## EXTRACTED ENTRIES
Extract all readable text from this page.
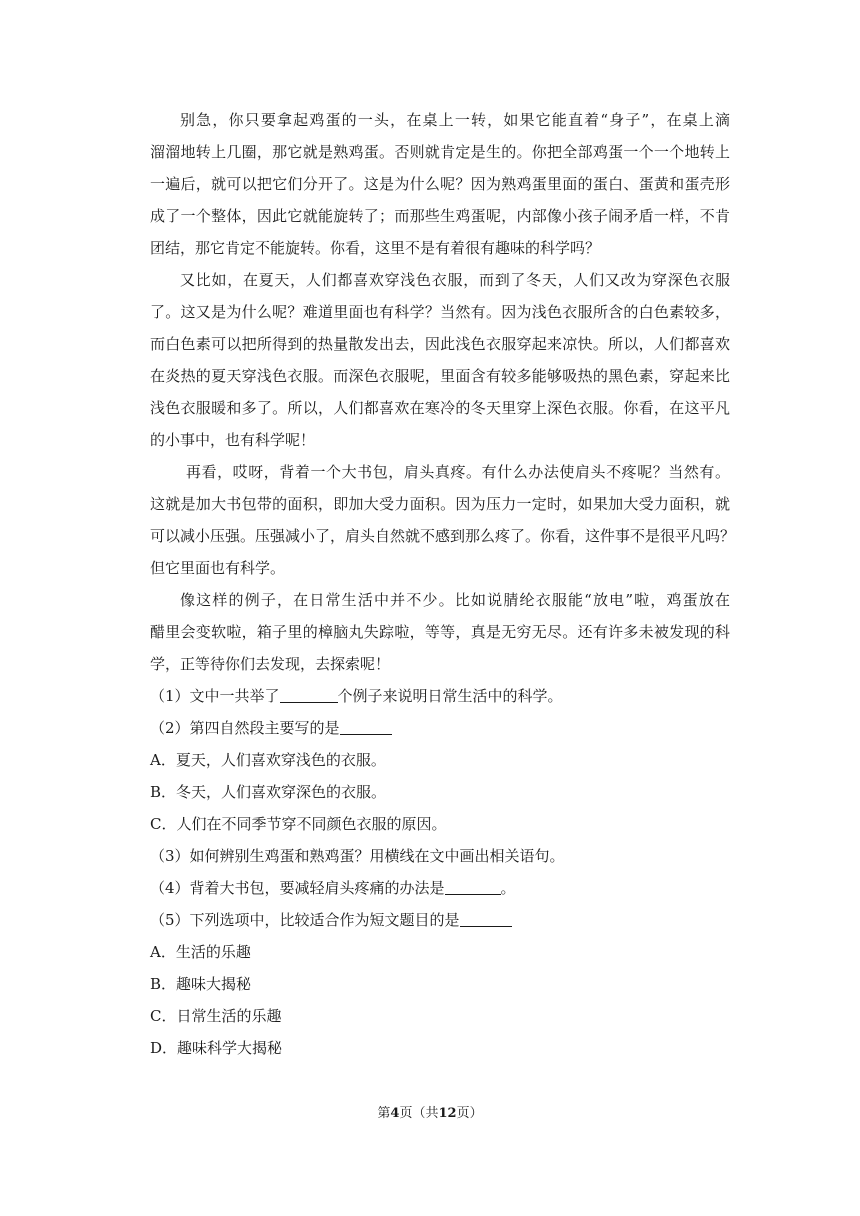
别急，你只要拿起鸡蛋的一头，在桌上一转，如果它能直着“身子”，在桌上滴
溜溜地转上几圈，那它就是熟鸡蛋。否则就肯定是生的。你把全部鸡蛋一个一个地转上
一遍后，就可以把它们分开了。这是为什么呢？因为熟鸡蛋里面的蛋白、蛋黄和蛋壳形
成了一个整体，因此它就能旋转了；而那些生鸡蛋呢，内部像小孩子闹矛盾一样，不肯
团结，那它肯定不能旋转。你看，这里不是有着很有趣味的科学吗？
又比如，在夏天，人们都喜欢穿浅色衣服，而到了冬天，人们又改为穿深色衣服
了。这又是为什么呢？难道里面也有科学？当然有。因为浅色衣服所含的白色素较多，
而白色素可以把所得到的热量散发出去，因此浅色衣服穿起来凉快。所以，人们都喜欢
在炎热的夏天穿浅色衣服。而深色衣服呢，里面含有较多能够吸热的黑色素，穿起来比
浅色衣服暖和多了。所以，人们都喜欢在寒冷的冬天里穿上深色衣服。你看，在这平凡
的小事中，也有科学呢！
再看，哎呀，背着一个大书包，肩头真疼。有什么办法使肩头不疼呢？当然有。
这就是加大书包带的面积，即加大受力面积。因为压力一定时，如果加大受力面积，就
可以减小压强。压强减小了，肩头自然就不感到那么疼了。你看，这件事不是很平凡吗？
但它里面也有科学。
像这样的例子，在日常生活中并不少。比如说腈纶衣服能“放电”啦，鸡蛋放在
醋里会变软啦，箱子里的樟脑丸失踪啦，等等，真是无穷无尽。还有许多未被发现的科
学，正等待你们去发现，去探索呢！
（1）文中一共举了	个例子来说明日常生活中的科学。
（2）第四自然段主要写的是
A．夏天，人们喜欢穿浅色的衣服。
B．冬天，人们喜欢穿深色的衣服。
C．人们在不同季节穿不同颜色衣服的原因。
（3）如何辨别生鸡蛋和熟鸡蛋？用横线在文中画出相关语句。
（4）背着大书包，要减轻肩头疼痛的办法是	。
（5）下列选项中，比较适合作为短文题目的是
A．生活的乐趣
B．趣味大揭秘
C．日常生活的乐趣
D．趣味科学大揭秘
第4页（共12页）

==

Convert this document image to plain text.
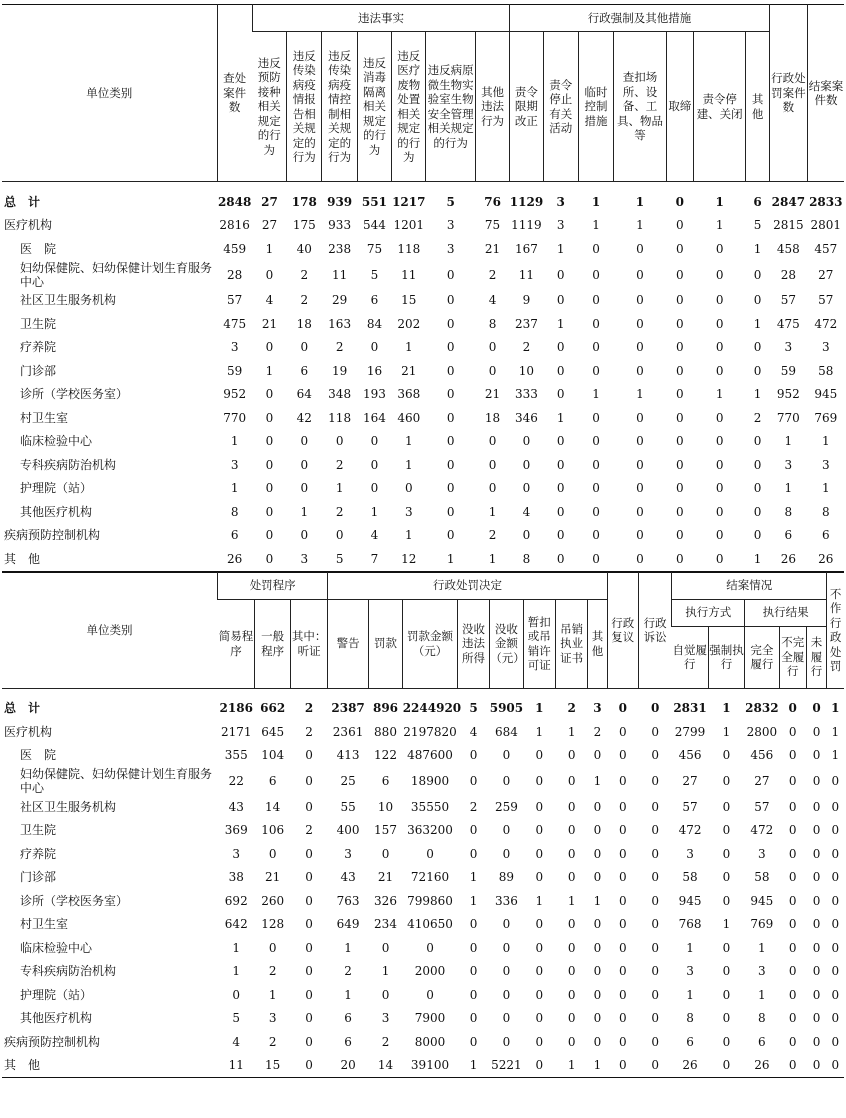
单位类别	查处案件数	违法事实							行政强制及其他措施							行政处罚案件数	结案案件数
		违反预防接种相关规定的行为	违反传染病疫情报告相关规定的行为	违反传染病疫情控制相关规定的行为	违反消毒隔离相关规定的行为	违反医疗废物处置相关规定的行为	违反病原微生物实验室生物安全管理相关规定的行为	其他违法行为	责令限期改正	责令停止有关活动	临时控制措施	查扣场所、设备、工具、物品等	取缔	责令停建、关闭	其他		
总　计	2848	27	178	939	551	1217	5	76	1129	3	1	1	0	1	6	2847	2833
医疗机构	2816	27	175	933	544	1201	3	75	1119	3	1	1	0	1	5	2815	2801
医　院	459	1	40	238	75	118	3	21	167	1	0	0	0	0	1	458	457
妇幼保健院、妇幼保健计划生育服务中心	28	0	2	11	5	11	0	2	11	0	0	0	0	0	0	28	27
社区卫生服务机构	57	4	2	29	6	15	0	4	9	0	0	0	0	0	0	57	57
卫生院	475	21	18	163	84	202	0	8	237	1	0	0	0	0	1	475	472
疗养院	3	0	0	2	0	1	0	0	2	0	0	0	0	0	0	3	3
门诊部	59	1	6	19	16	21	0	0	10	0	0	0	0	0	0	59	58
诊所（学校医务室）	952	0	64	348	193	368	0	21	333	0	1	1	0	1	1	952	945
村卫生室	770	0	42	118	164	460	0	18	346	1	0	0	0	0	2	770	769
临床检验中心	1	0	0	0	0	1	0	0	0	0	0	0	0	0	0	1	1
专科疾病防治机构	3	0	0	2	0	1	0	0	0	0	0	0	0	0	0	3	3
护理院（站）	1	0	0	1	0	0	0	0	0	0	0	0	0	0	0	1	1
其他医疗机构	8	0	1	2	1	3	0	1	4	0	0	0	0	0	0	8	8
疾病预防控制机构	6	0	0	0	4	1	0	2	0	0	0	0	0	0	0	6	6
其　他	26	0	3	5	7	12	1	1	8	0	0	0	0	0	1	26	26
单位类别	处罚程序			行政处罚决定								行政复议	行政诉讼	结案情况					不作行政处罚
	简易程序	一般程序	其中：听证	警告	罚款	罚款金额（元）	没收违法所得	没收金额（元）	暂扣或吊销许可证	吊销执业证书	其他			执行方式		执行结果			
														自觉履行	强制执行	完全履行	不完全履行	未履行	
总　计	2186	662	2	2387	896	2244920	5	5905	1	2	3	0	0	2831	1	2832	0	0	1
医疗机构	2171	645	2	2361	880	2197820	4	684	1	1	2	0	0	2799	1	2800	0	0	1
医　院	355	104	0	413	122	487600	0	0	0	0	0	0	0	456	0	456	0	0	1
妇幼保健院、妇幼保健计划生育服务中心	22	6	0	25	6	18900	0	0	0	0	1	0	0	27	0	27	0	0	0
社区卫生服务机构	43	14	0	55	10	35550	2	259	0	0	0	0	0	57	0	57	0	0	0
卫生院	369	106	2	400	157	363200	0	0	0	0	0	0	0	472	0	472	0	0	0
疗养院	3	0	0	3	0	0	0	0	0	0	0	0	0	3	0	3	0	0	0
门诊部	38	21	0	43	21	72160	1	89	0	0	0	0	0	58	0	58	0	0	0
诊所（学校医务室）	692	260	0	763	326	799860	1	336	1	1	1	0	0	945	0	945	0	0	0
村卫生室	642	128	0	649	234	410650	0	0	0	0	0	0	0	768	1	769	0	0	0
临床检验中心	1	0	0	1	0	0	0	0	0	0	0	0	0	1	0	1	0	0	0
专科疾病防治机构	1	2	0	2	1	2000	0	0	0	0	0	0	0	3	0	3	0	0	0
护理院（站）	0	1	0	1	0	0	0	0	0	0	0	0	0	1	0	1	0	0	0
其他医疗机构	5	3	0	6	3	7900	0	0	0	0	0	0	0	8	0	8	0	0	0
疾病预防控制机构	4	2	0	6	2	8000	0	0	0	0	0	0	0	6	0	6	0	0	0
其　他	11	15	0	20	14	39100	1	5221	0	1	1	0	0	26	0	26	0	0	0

* * *

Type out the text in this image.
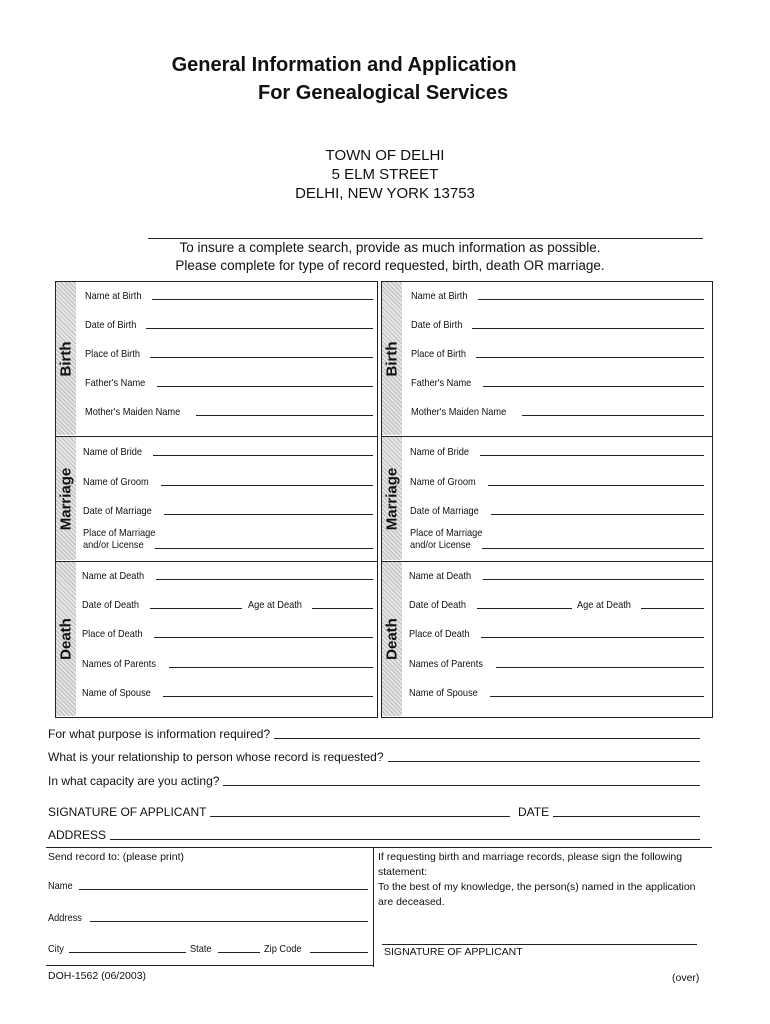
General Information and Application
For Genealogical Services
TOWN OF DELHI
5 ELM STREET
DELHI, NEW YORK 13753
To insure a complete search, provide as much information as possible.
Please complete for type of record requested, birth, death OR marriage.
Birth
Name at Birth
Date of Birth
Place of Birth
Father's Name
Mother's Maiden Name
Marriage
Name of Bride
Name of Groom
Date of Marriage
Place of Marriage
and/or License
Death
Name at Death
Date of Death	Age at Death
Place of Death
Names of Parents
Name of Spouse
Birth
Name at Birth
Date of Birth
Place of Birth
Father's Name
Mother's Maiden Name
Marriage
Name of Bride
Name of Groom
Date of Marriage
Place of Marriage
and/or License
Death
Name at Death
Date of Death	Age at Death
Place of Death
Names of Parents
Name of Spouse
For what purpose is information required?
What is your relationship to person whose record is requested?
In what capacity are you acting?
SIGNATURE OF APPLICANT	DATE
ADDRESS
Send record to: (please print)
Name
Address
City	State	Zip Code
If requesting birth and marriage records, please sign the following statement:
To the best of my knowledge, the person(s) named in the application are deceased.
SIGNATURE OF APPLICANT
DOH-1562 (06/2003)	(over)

## TASK GOAL
Which lines above contain "person"? Show each of them.

## RESPONSE BELOW
What is your relationship to person whose record is requested?
To the best of my knowledge, the person(s) named in the application are deceased.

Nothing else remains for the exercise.